Dataset items:
────────────────────────────────────────

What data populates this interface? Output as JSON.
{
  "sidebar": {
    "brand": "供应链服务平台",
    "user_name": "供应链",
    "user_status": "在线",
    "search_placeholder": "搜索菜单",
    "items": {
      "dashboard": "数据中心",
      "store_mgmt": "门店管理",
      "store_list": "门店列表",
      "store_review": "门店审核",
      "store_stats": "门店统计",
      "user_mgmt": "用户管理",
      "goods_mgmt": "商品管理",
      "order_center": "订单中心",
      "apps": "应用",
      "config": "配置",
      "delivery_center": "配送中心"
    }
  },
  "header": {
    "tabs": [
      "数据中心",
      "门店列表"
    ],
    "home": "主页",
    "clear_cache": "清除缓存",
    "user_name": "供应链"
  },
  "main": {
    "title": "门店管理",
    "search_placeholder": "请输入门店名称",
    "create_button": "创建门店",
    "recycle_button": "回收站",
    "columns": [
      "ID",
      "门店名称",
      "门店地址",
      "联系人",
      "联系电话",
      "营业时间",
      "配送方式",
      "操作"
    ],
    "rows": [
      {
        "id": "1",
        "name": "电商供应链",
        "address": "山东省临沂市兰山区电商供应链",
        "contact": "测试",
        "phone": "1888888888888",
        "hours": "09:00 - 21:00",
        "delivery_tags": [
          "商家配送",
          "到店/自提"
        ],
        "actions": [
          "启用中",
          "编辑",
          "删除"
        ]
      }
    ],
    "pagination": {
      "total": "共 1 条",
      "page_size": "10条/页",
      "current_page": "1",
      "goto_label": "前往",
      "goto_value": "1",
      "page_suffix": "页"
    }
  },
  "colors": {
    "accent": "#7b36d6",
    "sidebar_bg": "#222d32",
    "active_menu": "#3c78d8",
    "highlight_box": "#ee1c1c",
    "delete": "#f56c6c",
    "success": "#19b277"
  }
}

────────────────────────────────────────

▶ _PROBLEM DESCRIPTION_
Repeat the data above, word for word.

▶ _CORRECT RESULT_
What data populates this interface? Output as JSON.
{
  "sidebar": {
    "brand": "供应链服务平台",
    "user_name": "供应链",
    "user_status": "在线",
    "search_placeholder": "搜索菜单",
    "items": {
      "dashboard": "数据中心",
      "store_mgmt": "门店管理",
      "store_list": "门店列表",
      "store_review": "门店审核",
      "store_stats": "门店统计",
      "user_mgmt": "用户管理",
      "goods_mgmt": "商品管理",
      "order_center": "订单中心",
      "apps": "应用",
      "config": "配置",
      "delivery_center": "配送中心"
    }
  },
  "header": {
    "tabs": [
      "数据中心",
      "门店列表"
    ],
    "home": "主页",
    "clear_cache": "清除缓存",
    "user_name": "供应链"
  },
  "main": {
    "title": "门店管理",
    "search_placeholder": "请输入门店名称",
    "create_button": "创建门店",
    "recycle_button": "回收站",
    "columns": [
      "ID",
      "门店名称",
      "门店地址",
      "联系人",
      "联系电话",
      "营业时间",
      "配送方式",
      "操作"
    ],
    "rows": [
      {
        "id": "1",
        "name": "电商供应链",
        "address": "山东省临沂市兰山区电商供应链",
        "contact": "测试",
        "phone": "1888888888888",
        "hours": "09:00 - 21:00",
        "delivery_tags": [
          "商家配送",
          "到店/自提"
        ],
        "actions": [
          "启用中",
          "编辑",
          "删除"
        ]
      }
    ],
    "pagination": {
      "total": "共 1 条",
      "page_size": "10条/页",
      "current_page": "1",
      "goto_label": "前往",
      "goto_value": "1",
      "page_suffix": "页"
    }
  },
  "colors": {
    "accent": "#7b36d6",
    "sidebar_bg": "#222d32",
    "active_menu": "#3c78d8",
    "highlight_box": "#ee1c1c",
    "delete": "#f56c6c",
    "success": "#19b277"
  }
}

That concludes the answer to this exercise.